Rumi, the great Sufi poet, has a poem, Out beyond ideas of wrongdoing and right-doing, there's a field. I'll meet you there. When the soul lies down in that grass, the world is too full to talk about. Ideas, language, even the phrase each other, doesn't make any sense. Out beyond ideas of wrongdoing and right-doing, there's a field. I'll meet you there. When the soul lies down in that grass, the world is too full to talk about. Ideas, language, even the phrase each other, doesn't make any sense.

[29:03]

It reminds me of the lines in Xin Xin Ming which say, when doubt arises, simply say, not to. In this not to, nothing is separate. The whys of all times and places have entered into this truth. So Rumi, in his Sufi understanding, has entered into this truth of non-duality. Suzuki Roshi, once again, in Zen Mind, Beginner's Mind, in talking about breath, again talks about this non-duality. When we practice Zazen, our mind always follows our breathing. When we inhale, the air comes into the inner world.

[30:12]

And when we exhale, the air goes out to the outer world. The inner world is limitless. And the outer world is also limitless. We say inner world or outer world, but actually there is just one whole world. In this limitless world, our throat is like a swinging door. The air comes in and goes out like someone passing through a swinging door. If you think, I breathe, the I is extra. There is no you to say I. So when we practice Zazen, all that exists is the movement of the breathing. But we are aware of this movement. You should not be absent-minded. But to be aware of the movement

[31:17]

is not to be aware of your small self, but rather of your universal nature, or Buddha nature. This kind of awareness is very important because we are usually so one-sided. Our usual understanding of life is dualistic. You and I, this and that, good and bad. But actually these discriminations are themselves the awareness of the universal existence. You means to be aware of the universe in the form of you. And I means to be aware of the universe in the form of I. You and I are just swinging doors. This kind of understanding is necessary. This should not even be called understanding. It is actually the true experience of life through Zen practice. But in our work of arriving

[32:24]

at this feeling of limitlessness, we have to explore what the limits are that we find in ourselves. We have to find out how we have divided ourselves up and separated ourselves from ourselves. And I like particularly this poem that Norman introduced us to by Derek Walcott called Love After Love. One day you will with elation greet yourself arriving at your own door, in your own mirror. Each will smile at the other's greeting saying, sit here, eat. You will love again the stranger who was yourself. Give wine, give bread,

[33:25]

give back your heart to itself, to the stranger who has loved you all your life, whom you ignored for another, who knows you by heart. Take down the love letters from the bookshelf, the photographs, the desperate notes, peel your image from the mirror, sit, feast, feast on your life. You will love again the stranger who was yourself. Give back your heart to itself, to the stranger who has loved you all your life, whom you ignored for another, who knows you by heart. Are there aspects of yourself whom you have ignored to please others?

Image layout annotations
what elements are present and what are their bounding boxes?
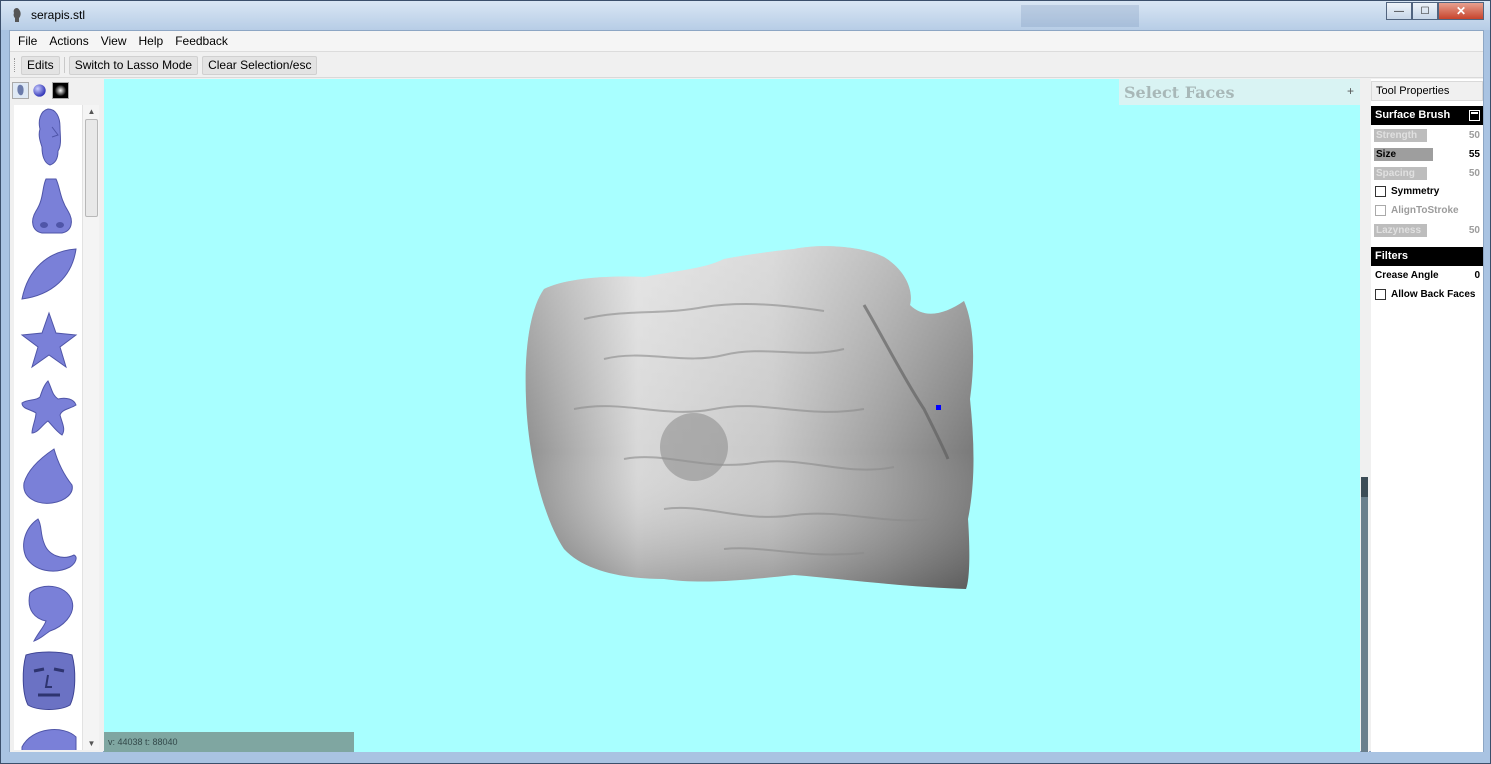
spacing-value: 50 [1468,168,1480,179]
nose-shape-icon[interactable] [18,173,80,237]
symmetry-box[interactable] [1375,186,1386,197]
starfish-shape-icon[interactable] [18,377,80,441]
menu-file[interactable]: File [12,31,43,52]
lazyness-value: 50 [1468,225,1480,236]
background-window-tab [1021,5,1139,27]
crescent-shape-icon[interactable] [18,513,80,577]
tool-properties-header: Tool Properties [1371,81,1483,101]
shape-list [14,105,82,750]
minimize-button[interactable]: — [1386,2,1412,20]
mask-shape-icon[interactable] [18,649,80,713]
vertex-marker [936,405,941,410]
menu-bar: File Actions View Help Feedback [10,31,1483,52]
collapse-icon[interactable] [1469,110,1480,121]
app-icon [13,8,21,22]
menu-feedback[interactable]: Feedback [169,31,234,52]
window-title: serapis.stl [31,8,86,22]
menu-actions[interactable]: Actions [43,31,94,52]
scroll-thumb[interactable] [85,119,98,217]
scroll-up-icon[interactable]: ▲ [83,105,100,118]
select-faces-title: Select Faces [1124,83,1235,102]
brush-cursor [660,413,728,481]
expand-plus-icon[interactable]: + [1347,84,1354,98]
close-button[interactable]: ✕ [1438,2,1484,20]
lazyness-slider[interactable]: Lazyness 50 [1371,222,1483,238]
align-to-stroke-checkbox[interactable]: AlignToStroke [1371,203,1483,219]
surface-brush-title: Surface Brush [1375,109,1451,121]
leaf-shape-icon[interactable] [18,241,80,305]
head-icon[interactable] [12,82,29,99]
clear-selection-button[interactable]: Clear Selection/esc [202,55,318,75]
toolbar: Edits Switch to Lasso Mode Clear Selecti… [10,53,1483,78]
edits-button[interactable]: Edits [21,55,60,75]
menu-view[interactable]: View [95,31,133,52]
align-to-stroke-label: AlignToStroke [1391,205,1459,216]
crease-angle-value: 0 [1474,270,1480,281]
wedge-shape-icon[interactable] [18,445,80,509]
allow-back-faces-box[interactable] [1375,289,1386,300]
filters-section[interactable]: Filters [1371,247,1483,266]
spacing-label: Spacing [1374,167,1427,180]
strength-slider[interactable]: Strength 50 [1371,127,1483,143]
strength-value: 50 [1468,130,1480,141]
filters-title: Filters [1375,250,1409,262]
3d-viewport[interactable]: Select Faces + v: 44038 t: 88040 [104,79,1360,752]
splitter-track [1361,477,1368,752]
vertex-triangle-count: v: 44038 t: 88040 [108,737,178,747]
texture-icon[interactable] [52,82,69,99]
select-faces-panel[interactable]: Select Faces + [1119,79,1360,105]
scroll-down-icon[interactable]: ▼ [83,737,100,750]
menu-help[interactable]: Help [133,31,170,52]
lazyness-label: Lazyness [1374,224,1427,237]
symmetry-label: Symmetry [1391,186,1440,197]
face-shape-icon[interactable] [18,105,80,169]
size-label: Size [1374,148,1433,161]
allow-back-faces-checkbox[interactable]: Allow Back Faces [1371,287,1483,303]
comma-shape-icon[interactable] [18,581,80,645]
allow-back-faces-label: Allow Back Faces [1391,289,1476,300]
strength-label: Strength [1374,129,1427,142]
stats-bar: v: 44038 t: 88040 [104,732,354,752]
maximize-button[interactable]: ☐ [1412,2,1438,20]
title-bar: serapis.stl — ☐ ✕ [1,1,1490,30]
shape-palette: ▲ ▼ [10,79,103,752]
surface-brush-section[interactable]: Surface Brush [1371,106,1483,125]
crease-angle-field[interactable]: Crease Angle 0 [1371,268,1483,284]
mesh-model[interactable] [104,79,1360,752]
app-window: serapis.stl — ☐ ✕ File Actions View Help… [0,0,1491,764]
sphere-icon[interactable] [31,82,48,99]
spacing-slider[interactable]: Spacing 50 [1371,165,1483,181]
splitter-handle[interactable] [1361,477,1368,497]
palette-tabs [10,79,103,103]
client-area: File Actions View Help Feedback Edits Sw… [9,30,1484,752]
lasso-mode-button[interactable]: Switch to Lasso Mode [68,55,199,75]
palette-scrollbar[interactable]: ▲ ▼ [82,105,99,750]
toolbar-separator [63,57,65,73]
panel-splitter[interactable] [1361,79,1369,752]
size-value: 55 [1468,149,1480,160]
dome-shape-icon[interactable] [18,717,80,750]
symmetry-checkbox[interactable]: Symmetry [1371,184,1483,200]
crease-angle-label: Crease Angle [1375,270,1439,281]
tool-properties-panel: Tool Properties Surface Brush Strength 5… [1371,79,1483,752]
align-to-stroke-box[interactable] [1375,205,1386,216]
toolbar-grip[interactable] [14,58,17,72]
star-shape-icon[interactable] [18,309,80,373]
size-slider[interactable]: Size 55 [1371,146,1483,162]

Task objective:
According to the transcript about non-duality, what is our throat like in the limitless world?

Response for this exercise:
A swinging door.